◆ **Your instructions**: Tally every line of the listing where the string "İletişim" is found, and state the total alone.

Data listing:
===
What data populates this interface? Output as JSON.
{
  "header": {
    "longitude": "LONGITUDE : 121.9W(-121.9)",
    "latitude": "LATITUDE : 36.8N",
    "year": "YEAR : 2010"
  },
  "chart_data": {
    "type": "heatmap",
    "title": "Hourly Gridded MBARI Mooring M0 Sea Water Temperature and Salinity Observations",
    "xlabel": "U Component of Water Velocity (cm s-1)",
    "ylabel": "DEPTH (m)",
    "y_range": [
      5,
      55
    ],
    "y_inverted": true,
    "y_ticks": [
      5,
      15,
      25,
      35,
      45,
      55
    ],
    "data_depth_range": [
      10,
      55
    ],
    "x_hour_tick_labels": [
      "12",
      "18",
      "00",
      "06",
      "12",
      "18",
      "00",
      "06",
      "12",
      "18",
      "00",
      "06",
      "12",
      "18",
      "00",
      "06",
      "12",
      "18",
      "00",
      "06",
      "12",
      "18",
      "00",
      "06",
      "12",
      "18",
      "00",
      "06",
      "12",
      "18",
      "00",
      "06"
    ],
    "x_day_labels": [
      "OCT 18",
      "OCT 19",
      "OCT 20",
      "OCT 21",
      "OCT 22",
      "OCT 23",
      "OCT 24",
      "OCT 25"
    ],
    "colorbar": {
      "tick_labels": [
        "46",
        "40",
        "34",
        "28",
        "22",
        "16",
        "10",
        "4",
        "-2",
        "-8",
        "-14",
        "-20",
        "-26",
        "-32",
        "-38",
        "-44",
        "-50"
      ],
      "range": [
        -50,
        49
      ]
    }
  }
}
===
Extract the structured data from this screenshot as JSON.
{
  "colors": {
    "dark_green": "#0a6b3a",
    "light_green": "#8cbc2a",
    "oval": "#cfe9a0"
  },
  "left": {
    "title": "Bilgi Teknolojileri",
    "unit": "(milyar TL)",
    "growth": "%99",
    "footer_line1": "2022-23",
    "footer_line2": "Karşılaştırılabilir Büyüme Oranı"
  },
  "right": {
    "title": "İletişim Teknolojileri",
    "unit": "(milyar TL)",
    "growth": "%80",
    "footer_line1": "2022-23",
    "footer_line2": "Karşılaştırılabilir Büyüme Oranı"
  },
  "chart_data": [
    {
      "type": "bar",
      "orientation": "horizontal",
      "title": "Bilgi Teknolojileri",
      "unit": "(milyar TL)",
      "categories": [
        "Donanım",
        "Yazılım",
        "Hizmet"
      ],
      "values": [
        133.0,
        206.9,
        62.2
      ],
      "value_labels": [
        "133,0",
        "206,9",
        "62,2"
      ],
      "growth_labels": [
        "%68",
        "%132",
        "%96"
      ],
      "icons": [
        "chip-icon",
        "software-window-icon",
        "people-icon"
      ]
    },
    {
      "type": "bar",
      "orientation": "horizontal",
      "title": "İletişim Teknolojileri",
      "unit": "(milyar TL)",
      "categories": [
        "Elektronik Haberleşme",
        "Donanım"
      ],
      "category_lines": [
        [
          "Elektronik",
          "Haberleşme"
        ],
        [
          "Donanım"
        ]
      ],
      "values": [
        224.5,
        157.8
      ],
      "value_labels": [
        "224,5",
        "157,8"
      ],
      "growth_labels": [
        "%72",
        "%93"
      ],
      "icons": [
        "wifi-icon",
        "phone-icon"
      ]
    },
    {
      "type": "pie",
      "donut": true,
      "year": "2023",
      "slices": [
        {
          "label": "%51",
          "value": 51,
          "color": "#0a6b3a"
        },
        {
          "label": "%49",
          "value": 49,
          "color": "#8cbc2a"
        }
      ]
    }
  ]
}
===
◆ **Response**: 2